**Request:**
Set down all of the data that follows word for word, without the images.

**Excerpted data:**
--- Start ---

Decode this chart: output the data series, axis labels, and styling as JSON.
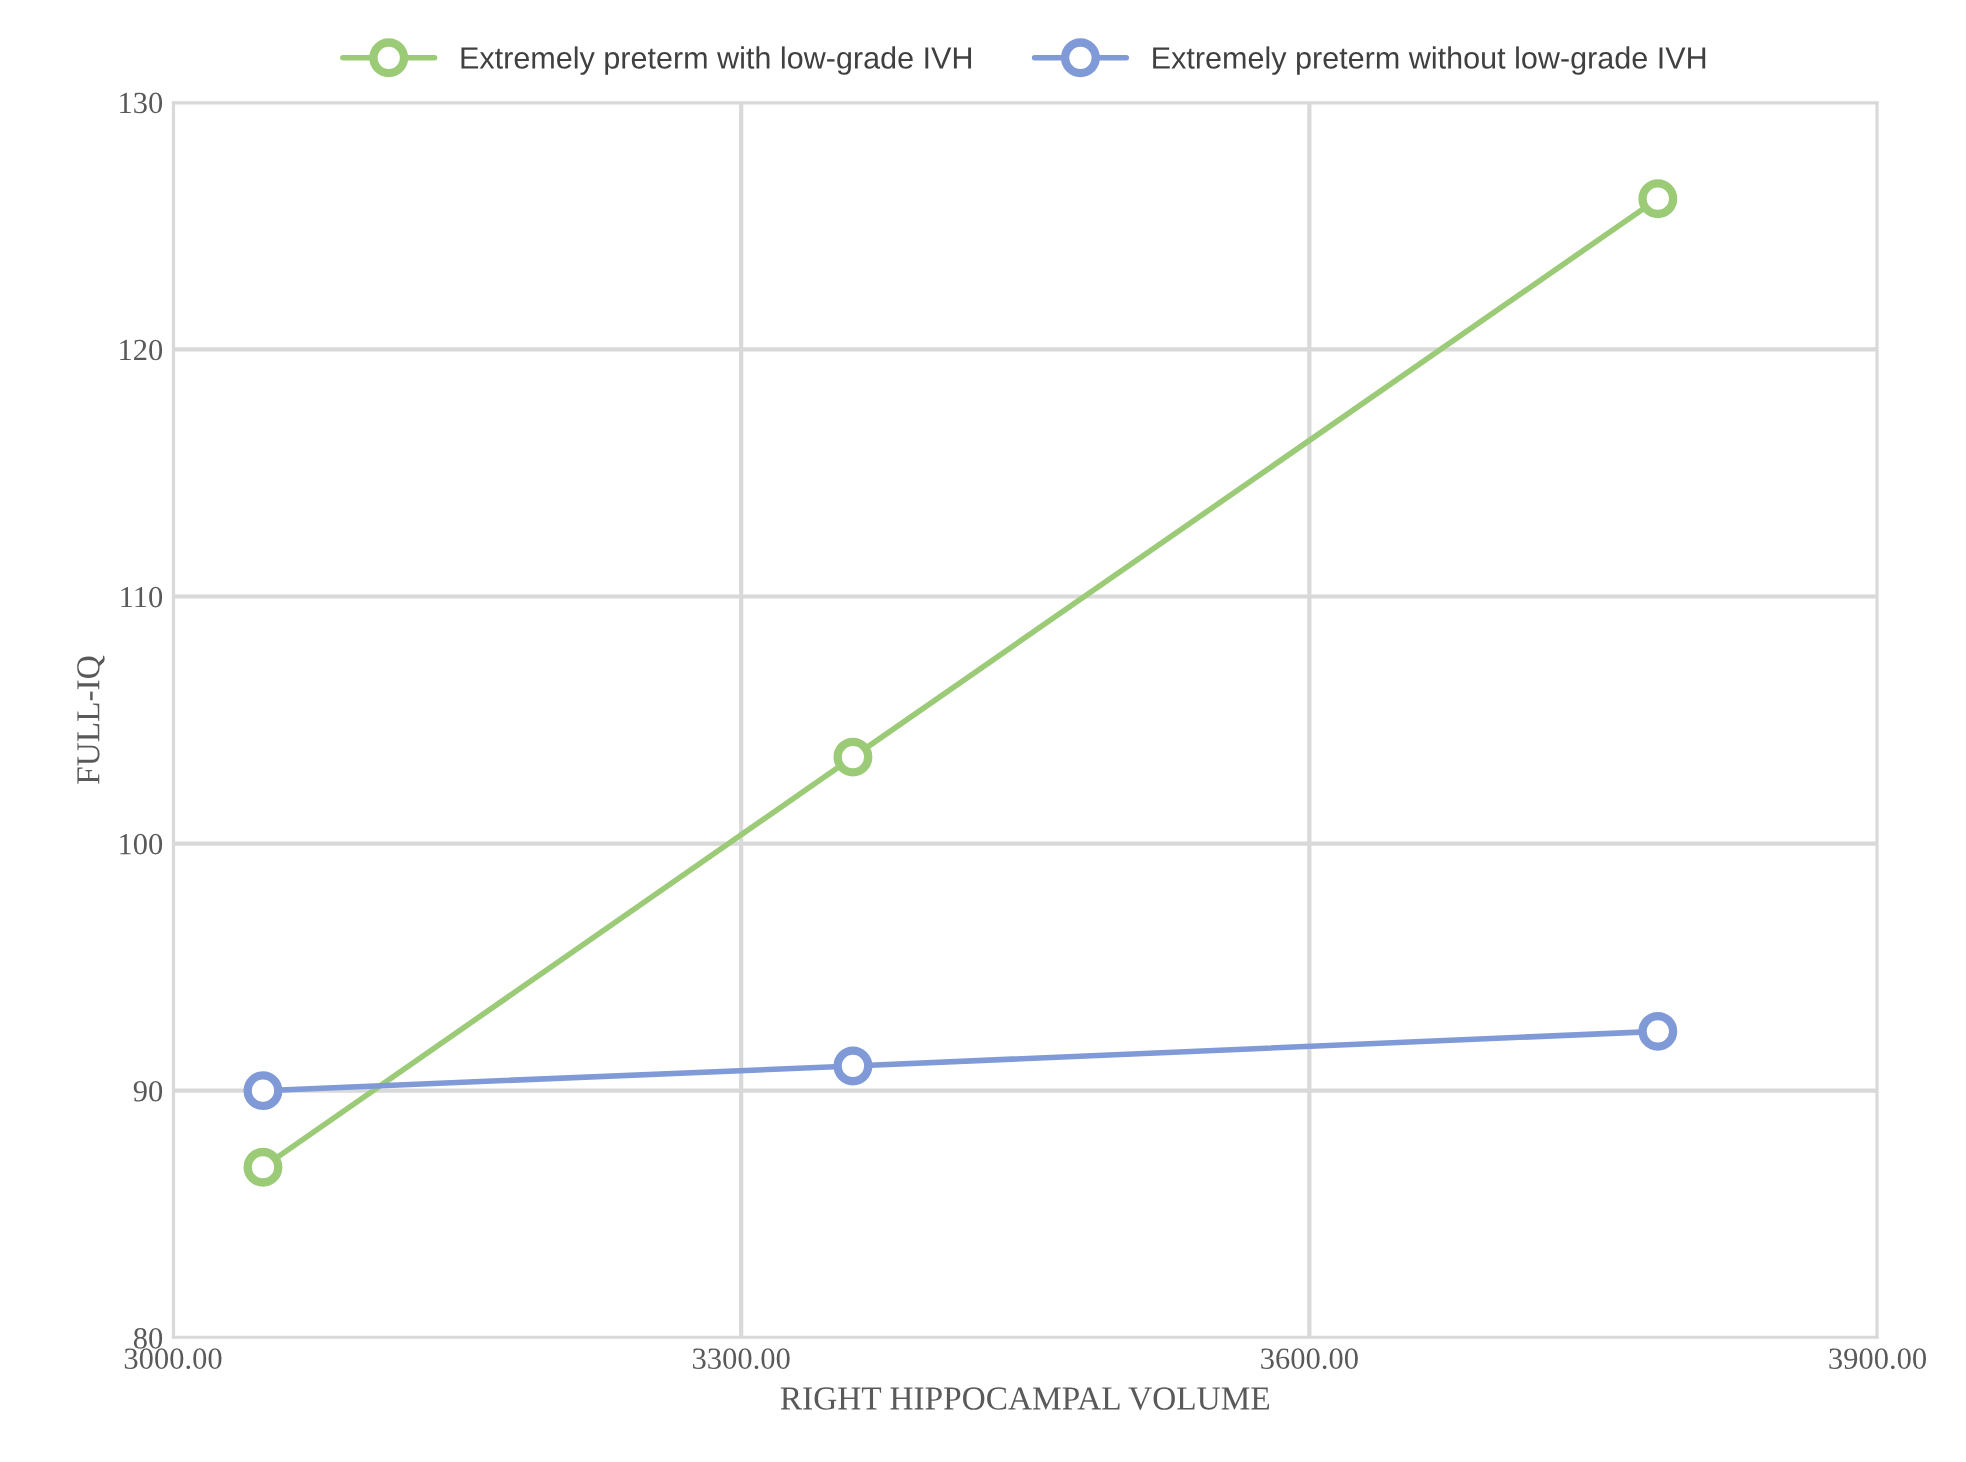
{
  "chart_data": {
    "type": "line",
    "xlabel": "RIGHT HIPPOCAMPAL VOLUME",
    "ylabel": "FULL-IQ",
    "x": [
      3047.5,
      3359,
      3784
    ],
    "series": [
      {
        "name": "Extremely preterm with low-grade IVH",
        "color": "#9ccb78",
        "values": [
          86.9,
          103.5,
          126.1
        ]
      },
      {
        "name": "Extremely preterm without low-grade IVH",
        "color": "#7f9ad6",
        "values": [
          90.0,
          91.0,
          92.4
        ]
      }
    ],
    "xlim": [
      3000,
      3900
    ],
    "xticks": [
      {
        "value": 3000,
        "label": "3000.00"
      },
      {
        "value": 3300,
        "label": "3300.00"
      },
      {
        "value": 3600,
        "label": "3600.00"
      },
      {
        "value": 3900,
        "label": "3900.00"
      }
    ],
    "ylim": [
      80,
      130
    ],
    "yticks": [
      80,
      90,
      100,
      110,
      120,
      130
    ],
    "grid": true,
    "legend": "top",
    "marker": "circle",
    "line_style": "solid"
  }
}
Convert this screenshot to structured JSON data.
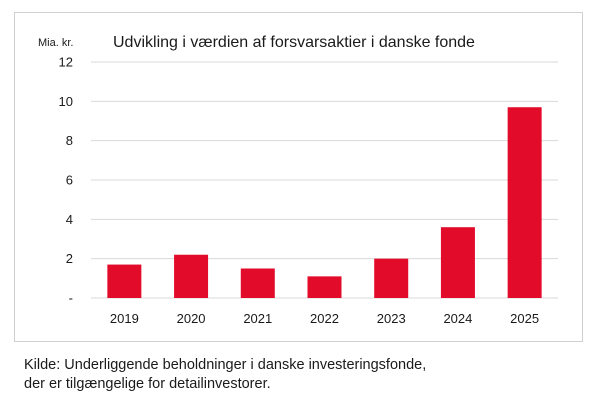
{
  "chart_data": {
    "type": "bar",
    "title": "Udvikling i værdien af forsvarsaktier i danske fonde",
    "ylabel": "Mia. kr.",
    "xlabel": "",
    "categories": [
      "2019",
      "2020",
      "2021",
      "2022",
      "2023",
      "2024",
      "2025"
    ],
    "values": [
      1.7,
      2.2,
      1.5,
      1.1,
      2.0,
      3.6,
      9.7
    ],
    "ylim": [
      0,
      12
    ],
    "yticks": [
      0,
      2,
      4,
      6,
      8,
      10,
      12
    ],
    "ytick_labels": [
      "-",
      "2",
      "4",
      "6",
      "8",
      "10",
      "12"
    ],
    "grid": true,
    "bar_color": "#e30b2a",
    "grid_color": "#d9d9d9"
  },
  "source": {
    "line1": "Kilde: Underliggende beholdninger i danske investeringsfonde,",
    "line2": "der er tilgængelige for detailinvestorer."
  }
}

--- End ---

**Task result:**
Decode this chart: output the data series, axis labels, and styling as JSON.
{
  "chart_data": {
    "type": "line",
    "xlabel": "RIGHT HIPPOCAMPAL VOLUME",
    "ylabel": "FULL-IQ",
    "x": [
      3047.5,
      3359,
      3784
    ],
    "series": [
      {
        "name": "Extremely preterm with low-grade IVH",
        "color": "#9ccb78",
        "values": [
          86.9,
          103.5,
          126.1
        ]
      },
      {
        "name": "Extremely preterm without low-grade IVH",
        "color": "#7f9ad6",
        "values": [
          90.0,
          91.0,
          92.4
        ]
      }
    ],
    "xlim": [
      3000,
      3900
    ],
    "xticks": [
      {
        "value": 3000,
        "label": "3000.00"
      },
      {
        "value": 3300,
        "label": "3300.00"
      },
      {
        "value": 3600,
        "label": "3600.00"
      },
      {
        "value": 3900,
        "label": "3900.00"
      }
    ],
    "ylim": [
      80,
      130
    ],
    "yticks": [
      80,
      90,
      100,
      110,
      120,
      130
    ],
    "grid": true,
    "legend": "top",
    "marker": "circle",
    "line_style": "solid"
  }
}
Convert this screenshot to structured JSON data.
{
  "chart_data": {
    "type": "bar",
    "title": "Udvikling i værdien af forsvarsaktier i danske fonde",
    "ylabel": "Mia. kr.",
    "xlabel": "",
    "categories": [
      "2019",
      "2020",
      "2021",
      "2022",
      "2023",
      "2024",
      "2025"
    ],
    "values": [
      1.7,
      2.2,
      1.5,
      1.1,
      2.0,
      3.6,
      9.7
    ],
    "ylim": [
      0,
      12
    ],
    "yticks": [
      0,
      2,
      4,
      6,
      8,
      10,
      12
    ],
    "ytick_labels": [
      "-",
      "2",
      "4",
      "6",
      "8",
      "10",
      "12"
    ],
    "grid": true,
    "bar_color": "#e30b2a",
    "grid_color": "#d9d9d9"
  },
  "source": {
    "line1": "Kilde: Underliggende beholdninger i danske investeringsfonde,",
    "line2": "der er tilgængelige for detailinvestorer."
  }
}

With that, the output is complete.